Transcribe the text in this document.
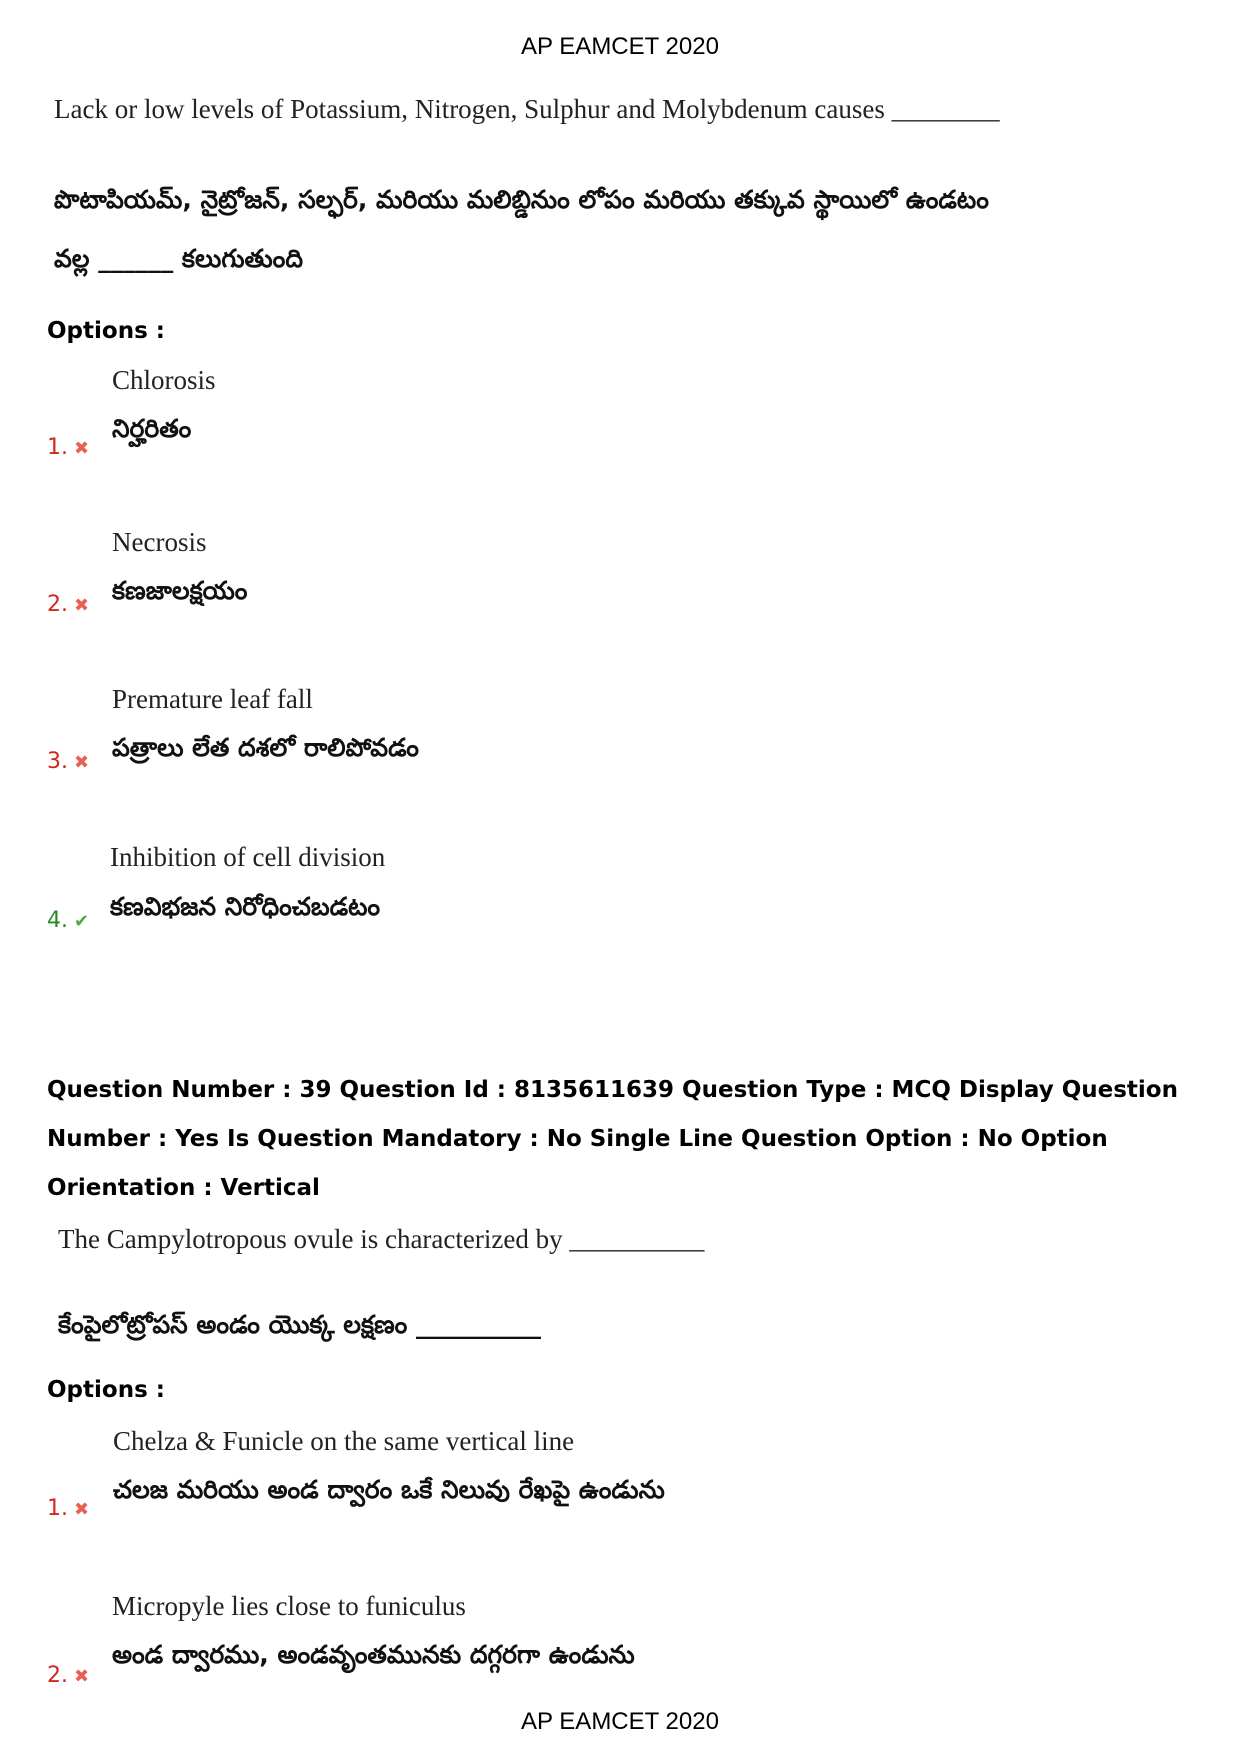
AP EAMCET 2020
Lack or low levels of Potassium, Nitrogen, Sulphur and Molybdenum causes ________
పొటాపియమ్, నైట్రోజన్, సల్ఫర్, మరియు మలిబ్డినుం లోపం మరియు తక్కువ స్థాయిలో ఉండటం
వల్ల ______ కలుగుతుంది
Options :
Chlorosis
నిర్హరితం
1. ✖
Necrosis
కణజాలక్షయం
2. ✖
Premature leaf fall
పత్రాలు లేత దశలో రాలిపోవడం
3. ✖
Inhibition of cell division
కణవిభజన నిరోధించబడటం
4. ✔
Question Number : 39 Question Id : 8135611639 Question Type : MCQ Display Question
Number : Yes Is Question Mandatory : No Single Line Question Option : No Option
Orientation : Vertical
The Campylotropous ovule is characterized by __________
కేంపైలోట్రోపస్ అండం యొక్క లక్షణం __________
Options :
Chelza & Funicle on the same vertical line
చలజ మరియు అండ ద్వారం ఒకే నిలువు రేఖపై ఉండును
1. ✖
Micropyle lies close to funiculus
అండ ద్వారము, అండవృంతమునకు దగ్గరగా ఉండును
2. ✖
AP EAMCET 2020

____________________

### WRITTEN INSTRUCTION
Which lines hold the word "Number"? Return all of them from the records above.

### FINAL ANSWER
Question Number : 39 Question Id : 8135611639 Question Type : MCQ Display Question
Number : Yes Is Question Mandatory : No Single Line Question Option : No Option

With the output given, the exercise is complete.